Copy out every line of the data exactly.
__________________________________________________
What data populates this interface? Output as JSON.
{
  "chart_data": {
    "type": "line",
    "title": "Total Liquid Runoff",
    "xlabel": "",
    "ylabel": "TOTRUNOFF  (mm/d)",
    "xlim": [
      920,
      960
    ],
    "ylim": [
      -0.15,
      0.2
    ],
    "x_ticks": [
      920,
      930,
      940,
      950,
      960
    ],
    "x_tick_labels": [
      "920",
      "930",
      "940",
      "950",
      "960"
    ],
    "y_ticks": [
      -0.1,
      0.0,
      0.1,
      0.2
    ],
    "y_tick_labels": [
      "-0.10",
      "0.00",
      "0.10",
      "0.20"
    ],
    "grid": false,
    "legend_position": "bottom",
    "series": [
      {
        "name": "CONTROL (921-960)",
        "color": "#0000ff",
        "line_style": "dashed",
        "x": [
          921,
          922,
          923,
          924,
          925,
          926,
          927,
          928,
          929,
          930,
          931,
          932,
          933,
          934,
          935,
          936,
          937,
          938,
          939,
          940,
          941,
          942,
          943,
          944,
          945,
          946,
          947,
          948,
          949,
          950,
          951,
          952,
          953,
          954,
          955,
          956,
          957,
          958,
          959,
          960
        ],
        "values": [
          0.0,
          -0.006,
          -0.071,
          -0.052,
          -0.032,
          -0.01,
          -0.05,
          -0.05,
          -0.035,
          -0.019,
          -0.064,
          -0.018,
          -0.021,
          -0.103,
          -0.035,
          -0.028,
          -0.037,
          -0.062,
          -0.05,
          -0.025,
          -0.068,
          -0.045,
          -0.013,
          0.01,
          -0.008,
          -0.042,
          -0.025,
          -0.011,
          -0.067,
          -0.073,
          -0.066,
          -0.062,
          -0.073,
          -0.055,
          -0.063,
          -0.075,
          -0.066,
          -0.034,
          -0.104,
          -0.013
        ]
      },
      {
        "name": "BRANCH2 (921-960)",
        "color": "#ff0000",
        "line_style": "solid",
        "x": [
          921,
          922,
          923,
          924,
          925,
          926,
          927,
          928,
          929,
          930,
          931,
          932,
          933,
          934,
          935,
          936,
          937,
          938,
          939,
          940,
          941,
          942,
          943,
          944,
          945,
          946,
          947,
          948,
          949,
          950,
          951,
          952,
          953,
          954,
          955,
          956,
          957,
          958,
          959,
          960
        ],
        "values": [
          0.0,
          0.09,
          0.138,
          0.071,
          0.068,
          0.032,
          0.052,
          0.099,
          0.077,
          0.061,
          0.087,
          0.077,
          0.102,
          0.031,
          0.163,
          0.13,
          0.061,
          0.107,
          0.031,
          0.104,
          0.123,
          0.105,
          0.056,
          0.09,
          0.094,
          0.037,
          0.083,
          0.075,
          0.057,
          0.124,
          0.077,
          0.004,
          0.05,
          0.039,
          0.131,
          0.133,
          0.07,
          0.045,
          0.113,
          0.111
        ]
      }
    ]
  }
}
__________________________________________________
(SOLUTION FOR THIS EXERCISE):
What data populates this interface? Output as JSON.
{
  "chart_data": {
    "type": "line",
    "title": "Total Liquid Runoff",
    "xlabel": "",
    "ylabel": "TOTRUNOFF  (mm/d)",
    "xlim": [
      920,
      960
    ],
    "ylim": [
      -0.15,
      0.2
    ],
    "x_ticks": [
      920,
      930,
      940,
      950,
      960
    ],
    "x_tick_labels": [
      "920",
      "930",
      "940",
      "950",
      "960"
    ],
    "y_ticks": [
      -0.1,
      0.0,
      0.1,
      0.2
    ],
    "y_tick_labels": [
      "-0.10",
      "0.00",
      "0.10",
      "0.20"
    ],
    "grid": false,
    "legend_position": "bottom",
    "series": [
      {
        "name": "CONTROL (921-960)",
        "color": "#0000ff",
        "line_style": "dashed",
        "x": [
          921,
          922,
          923,
          924,
          925,
          926,
          927,
          928,
          929,
          930,
          931,
          932,
          933,
          934,
          935,
          936,
          937,
          938,
          939,
          940,
          941,
          942,
          943,
          944,
          945,
          946,
          947,
          948,
          949,
          950,
          951,
          952,
          953,
          954,
          955,
          956,
          957,
          958,
          959,
          960
        ],
        "values": [
          0.0,
          -0.006,
          -0.071,
          -0.052,
          -0.032,
          -0.01,
          -0.05,
          -0.05,
          -0.035,
          -0.019,
          -0.064,
          -0.018,
          -0.021,
          -0.103,
          -0.035,
          -0.028,
          -0.037,
          -0.062,
          -0.05,
          -0.025,
          -0.068,
          -0.045,
          -0.013,
          0.01,
          -0.008,
          -0.042,
          -0.025,
          -0.011,
          -0.067,
          -0.073,
          -0.066,
          -0.062,
          -0.073,
          -0.055,
          -0.063,
          -0.075,
          -0.066,
          -0.034,
          -0.104,
          -0.013
        ]
      },
      {
        "name": "BRANCH2 (921-960)",
        "color": "#ff0000",
        "line_style": "solid",
        "x": [
          921,
          922,
          923,
          924,
          925,
          926,
          927,
          928,
          929,
          930,
          931,
          932,
          933,
          934,
          935,
          936,
          937,
          938,
          939,
          940,
          941,
          942,
          943,
          944,
          945,
          946,
          947,
          948,
          949,
          950,
          951,
          952,
          953,
          954,
          955,
          956,
          957,
          958,
          959,
          960
        ],
        "values": [
          0.0,
          0.09,
          0.138,
          0.071,
          0.068,
          0.032,
          0.052,
          0.099,
          0.077,
          0.061,
          0.087,
          0.077,
          0.102,
          0.031,
          0.163,
          0.13,
          0.061,
          0.107,
          0.031,
          0.104,
          0.123,
          0.105,
          0.056,
          0.09,
          0.094,
          0.037,
          0.083,
          0.075,
          0.057,
          0.124,
          0.077,
          0.004,
          0.05,
          0.039,
          0.131,
          0.133,
          0.07,
          0.045,
          0.113,
          0.111
        ]
      }
    ]
  }
}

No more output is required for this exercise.